## Dataset excerpt

§

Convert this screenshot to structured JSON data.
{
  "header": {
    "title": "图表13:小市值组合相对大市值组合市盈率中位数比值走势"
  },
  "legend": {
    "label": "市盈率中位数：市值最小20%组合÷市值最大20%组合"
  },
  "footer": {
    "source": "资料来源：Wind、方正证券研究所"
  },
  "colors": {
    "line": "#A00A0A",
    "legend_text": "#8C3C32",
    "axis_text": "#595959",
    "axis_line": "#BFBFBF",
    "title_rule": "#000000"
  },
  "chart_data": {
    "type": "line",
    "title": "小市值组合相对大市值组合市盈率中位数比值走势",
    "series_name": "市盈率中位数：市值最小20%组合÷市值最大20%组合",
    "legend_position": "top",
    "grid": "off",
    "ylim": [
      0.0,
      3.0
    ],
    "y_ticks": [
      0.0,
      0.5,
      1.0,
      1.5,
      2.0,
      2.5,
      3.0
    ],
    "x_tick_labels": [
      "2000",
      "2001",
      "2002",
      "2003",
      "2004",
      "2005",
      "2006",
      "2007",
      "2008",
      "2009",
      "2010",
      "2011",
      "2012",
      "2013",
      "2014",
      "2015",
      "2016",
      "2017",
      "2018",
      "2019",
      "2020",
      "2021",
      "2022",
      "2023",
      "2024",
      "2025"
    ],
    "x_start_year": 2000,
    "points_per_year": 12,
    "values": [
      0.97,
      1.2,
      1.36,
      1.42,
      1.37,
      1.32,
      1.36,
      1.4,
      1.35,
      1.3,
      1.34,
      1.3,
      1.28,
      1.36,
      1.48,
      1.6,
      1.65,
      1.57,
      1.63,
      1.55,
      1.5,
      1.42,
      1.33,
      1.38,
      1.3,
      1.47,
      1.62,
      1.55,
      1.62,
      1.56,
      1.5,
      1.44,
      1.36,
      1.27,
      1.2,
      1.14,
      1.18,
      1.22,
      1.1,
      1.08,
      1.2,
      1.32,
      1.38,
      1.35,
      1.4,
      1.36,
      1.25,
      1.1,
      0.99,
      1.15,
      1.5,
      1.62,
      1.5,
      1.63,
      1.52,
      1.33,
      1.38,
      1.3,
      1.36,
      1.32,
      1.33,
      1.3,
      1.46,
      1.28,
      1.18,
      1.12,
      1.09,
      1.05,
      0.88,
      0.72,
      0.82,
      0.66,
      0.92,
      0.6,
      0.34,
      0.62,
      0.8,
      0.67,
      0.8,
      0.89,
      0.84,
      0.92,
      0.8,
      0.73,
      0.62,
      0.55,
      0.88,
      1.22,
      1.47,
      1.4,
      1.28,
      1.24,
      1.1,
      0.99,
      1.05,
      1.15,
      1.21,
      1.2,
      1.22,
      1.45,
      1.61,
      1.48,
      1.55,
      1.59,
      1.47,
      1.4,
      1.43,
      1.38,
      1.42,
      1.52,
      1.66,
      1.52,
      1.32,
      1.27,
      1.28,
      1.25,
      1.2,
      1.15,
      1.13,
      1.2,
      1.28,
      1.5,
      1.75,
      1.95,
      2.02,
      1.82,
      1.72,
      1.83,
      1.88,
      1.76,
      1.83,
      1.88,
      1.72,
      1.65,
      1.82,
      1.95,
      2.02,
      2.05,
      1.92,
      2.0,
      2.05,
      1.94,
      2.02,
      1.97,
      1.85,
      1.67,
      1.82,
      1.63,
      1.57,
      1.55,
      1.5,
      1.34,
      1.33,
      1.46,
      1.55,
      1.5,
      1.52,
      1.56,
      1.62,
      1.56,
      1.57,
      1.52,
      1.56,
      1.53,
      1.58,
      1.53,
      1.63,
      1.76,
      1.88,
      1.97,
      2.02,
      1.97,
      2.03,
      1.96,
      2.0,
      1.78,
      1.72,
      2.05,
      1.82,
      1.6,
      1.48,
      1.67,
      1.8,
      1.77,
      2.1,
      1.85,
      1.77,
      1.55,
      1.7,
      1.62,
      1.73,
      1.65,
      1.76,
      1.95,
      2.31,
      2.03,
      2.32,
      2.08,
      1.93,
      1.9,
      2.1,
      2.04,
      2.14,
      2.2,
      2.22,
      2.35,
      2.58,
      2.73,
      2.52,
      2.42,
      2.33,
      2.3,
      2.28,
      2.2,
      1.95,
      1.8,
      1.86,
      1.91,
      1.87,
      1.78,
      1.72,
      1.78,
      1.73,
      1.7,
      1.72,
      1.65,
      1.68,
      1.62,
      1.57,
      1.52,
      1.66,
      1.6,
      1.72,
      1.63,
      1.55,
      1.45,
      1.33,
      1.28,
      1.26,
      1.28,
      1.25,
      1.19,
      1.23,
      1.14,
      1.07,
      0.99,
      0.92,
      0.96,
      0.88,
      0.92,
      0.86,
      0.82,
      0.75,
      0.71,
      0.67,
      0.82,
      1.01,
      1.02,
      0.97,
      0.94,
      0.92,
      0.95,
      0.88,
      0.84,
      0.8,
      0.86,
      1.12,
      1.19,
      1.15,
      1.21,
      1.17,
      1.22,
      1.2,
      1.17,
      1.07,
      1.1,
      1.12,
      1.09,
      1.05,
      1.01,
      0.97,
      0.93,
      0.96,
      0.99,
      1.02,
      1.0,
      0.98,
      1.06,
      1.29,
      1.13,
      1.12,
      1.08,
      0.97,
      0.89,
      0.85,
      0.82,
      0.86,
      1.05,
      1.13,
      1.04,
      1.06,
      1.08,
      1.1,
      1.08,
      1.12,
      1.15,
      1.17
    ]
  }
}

§

## WHAT THE TASK ASKS
Can you reproduce all the material exactly?

## OUTPUT FOR THIS TASK
Convert this screenshot to structured JSON data.
{
  "header": {
    "title": "图表13:小市值组合相对大市值组合市盈率中位数比值走势"
  },
  "legend": {
    "label": "市盈率中位数：市值最小20%组合÷市值最大20%组合"
  },
  "footer": {
    "source": "资料来源：Wind、方正证券研究所"
  },
  "colors": {
    "line": "#A00A0A",
    "legend_text": "#8C3C32",
    "axis_text": "#595959",
    "axis_line": "#BFBFBF",
    "title_rule": "#000000"
  },
  "chart_data": {
    "type": "line",
    "title": "小市值组合相对大市值组合市盈率中位数比值走势",
    "series_name": "市盈率中位数：市值最小20%组合÷市值最大20%组合",
    "legend_position": "top",
    "grid": "off",
    "ylim": [
      0.0,
      3.0
    ],
    "y_ticks": [
      0.0,
      0.5,
      1.0,
      1.5,
      2.0,
      2.5,
      3.0
    ],
    "x_tick_labels": [
      "2000",
      "2001",
      "2002",
      "2003",
      "2004",
      "2005",
      "2006",
      "2007",
      "2008",
      "2009",
      "2010",
      "2011",
      "2012",
      "2013",
      "2014",
      "2015",
      "2016",
      "2017",
      "2018",
      "2019",
      "2020",
      "2021",
      "2022",
      "2023",
      "2024",
      "2025"
    ],
    "x_start_year": 2000,
    "points_per_year": 12,
    "values": [
      0.97,
      1.2,
      1.36,
      1.42,
      1.37,
      1.32,
      1.36,
      1.4,
      1.35,
      1.3,
      1.34,
      1.3,
      1.28,
      1.36,
      1.48,
      1.6,
      1.65,
      1.57,
      1.63,
      1.55,
      1.5,
      1.42,
      1.33,
      1.38,
      1.3,
      1.47,
      1.62,
      1.55,
      1.62,
      1.56,
      1.5,
      1.44,
      1.36,
      1.27,
      1.2,
      1.14,
      1.18,
      1.22,
      1.1,
      1.08,
      1.2,
      1.32,
      1.38,
      1.35,
      1.4,
      1.36,
      1.25,
      1.1,
      0.99,
      1.15,
      1.5,
      1.62,
      1.5,
      1.63,
      1.52,
      1.33,
      1.38,
      1.3,
      1.36,
      1.32,
      1.33,
      1.3,
      1.46,
      1.28,
      1.18,
      1.12,
      1.09,
      1.05,
      0.88,
      0.72,
      0.82,
      0.66,
      0.92,
      0.6,
      0.34,
      0.62,
      0.8,
      0.67,
      0.8,
      0.89,
      0.84,
      0.92,
      0.8,
      0.73,
      0.62,
      0.55,
      0.88,
      1.22,
      1.47,
      1.4,
      1.28,
      1.24,
      1.1,
      0.99,
      1.05,
      1.15,
      1.21,
      1.2,
      1.22,
      1.45,
      1.61,
      1.48,
      1.55,
      1.59,
      1.47,
      1.4,
      1.43,
      1.38,
      1.42,
      1.52,
      1.66,
      1.52,
      1.32,
      1.27,
      1.28,
      1.25,
      1.2,
      1.15,
      1.13,
      1.2,
      1.28,
      1.5,
      1.75,
      1.95,
      2.02,
      1.82,
      1.72,
      1.83,
      1.88,
      1.76,
      1.83,
      1.88,
      1.72,
      1.65,
      1.82,
      1.95,
      2.02,
      2.05,
      1.92,
      2.0,
      2.05,
      1.94,
      2.02,
      1.97,
      1.85,
      1.67,
      1.82,
      1.63,
      1.57,
      1.55,
      1.5,
      1.34,
      1.33,
      1.46,
      1.55,
      1.5,
      1.52,
      1.56,
      1.62,
      1.56,
      1.57,
      1.52,
      1.56,
      1.53,
      1.58,
      1.53,
      1.63,
      1.76,
      1.88,
      1.97,
      2.02,
      1.97,
      2.03,
      1.96,
      2.0,
      1.78,
      1.72,
      2.05,
      1.82,
      1.6,
      1.48,
      1.67,
      1.8,
      1.77,
      2.1,
      1.85,
      1.77,
      1.55,
      1.7,
      1.62,
      1.73,
      1.65,
      1.76,
      1.95,
      2.31,
      2.03,
      2.32,
      2.08,
      1.93,
      1.9,
      2.1,
      2.04,
      2.14,
      2.2,
      2.22,
      2.35,
      2.58,
      2.73,
      2.52,
      2.42,
      2.33,
      2.3,
      2.28,
      2.2,
      1.95,
      1.8,
      1.86,
      1.91,
      1.87,
      1.78,
      1.72,
      1.78,
      1.73,
      1.7,
      1.72,
      1.65,
      1.68,
      1.62,
      1.57,
      1.52,
      1.66,
      1.6,
      1.72,
      1.63,
      1.55,
      1.45,
      1.33,
      1.28,
      1.26,
      1.28,
      1.25,
      1.19,
      1.23,
      1.14,
      1.07,
      0.99,
      0.92,
      0.96,
      0.88,
      0.92,
      0.86,
      0.82,
      0.75,
      0.71,
      0.67,
      0.82,
      1.01,
      1.02,
      0.97,
      0.94,
      0.92,
      0.95,
      0.88,
      0.84,
      0.8,
      0.86,
      1.12,
      1.19,
      1.15,
      1.21,
      1.17,
      1.22,
      1.2,
      1.17,
      1.07,
      1.1,
      1.12,
      1.09,
      1.05,
      1.01,
      0.97,
      0.93,
      0.96,
      0.99,
      1.02,
      1.0,
      0.98,
      1.06,
      1.29,
      1.13,
      1.12,
      1.08,
      0.97,
      0.89,
      0.85,
      0.82,
      0.86,
      1.05,
      1.13,
      1.04,
      1.06,
      1.08,
      1.1,
      1.08,
      1.12,
      1.15,
      1.17
    ]
  }
}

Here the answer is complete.